▶ [Recorded data]:
______

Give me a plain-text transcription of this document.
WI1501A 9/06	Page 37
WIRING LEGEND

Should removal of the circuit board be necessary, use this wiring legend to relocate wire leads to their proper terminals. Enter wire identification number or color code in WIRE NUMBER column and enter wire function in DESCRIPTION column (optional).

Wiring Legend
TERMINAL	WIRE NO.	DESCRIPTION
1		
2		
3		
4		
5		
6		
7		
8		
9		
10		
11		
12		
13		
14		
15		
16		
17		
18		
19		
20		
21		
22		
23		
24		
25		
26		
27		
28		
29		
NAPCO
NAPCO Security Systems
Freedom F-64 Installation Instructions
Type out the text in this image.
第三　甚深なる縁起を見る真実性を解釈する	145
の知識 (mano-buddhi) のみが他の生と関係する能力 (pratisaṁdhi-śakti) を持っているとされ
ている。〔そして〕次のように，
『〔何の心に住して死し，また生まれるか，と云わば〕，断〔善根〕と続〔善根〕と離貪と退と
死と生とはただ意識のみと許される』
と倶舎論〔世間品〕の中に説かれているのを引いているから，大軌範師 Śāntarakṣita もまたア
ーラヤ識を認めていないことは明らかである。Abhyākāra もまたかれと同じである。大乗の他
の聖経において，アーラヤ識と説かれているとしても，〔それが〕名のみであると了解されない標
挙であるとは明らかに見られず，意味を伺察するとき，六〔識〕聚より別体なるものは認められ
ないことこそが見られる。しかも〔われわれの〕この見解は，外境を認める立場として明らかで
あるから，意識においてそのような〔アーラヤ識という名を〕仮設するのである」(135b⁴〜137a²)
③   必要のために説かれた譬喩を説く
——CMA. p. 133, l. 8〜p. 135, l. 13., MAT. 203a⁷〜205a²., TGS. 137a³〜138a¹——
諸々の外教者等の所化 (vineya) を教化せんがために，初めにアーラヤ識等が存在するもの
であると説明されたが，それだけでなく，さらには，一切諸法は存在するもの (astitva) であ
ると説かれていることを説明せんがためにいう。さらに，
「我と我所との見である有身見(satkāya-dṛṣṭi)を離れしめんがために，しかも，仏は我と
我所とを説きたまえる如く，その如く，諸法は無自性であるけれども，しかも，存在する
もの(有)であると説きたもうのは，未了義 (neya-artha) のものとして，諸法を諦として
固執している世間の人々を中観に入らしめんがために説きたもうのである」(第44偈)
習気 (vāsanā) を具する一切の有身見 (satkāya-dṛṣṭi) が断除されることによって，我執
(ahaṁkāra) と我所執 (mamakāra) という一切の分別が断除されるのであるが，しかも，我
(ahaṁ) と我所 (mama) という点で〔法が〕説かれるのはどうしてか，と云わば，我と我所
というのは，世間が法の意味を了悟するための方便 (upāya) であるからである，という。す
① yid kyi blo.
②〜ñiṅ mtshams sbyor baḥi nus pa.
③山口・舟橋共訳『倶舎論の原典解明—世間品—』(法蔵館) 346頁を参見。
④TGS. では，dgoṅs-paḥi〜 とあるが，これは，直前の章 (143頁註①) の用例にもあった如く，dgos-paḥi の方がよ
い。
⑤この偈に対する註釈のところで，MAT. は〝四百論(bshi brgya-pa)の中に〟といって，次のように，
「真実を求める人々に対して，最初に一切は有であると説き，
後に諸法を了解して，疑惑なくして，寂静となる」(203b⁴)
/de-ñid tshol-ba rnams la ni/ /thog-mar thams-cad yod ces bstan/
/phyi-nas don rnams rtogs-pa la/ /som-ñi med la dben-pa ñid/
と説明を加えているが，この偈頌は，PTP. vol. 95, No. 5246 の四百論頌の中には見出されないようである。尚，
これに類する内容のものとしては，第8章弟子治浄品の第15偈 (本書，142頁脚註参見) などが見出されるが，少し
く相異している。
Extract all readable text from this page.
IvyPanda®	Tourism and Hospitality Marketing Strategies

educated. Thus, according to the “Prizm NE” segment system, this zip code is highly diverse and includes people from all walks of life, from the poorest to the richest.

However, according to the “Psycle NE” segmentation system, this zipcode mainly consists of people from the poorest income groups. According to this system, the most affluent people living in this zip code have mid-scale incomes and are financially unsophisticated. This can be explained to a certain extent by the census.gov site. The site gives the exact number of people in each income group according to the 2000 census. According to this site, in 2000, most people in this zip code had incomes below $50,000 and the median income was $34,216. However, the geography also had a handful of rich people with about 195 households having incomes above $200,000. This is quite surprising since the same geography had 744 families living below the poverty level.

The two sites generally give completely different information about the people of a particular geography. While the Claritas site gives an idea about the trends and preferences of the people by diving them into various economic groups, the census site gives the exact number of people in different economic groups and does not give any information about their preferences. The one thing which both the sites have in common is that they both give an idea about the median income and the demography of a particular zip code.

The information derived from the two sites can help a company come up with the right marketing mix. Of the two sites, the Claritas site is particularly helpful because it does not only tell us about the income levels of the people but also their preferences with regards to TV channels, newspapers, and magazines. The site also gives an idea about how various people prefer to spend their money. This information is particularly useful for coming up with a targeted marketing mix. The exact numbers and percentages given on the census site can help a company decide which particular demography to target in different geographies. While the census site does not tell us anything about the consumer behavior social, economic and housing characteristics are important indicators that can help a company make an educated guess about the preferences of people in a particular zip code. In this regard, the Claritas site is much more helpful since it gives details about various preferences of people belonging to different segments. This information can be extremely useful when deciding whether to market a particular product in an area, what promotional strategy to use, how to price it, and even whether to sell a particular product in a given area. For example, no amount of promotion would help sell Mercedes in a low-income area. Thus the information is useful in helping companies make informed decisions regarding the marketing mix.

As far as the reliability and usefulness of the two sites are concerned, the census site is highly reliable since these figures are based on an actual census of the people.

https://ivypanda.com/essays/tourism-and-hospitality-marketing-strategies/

______

▶ [Required work]:
List all lines holding the string "dṛṣṭi".

▶ [Solution for this exercise]:
「我と我所との見である有身見(satkāya-dṛṣṭi)を離れしめんがために，しかも，仏は我と
習気 (vāsanā) を具する一切の有身見 (satkāya-dṛṣṭi) が断除されることによって，我執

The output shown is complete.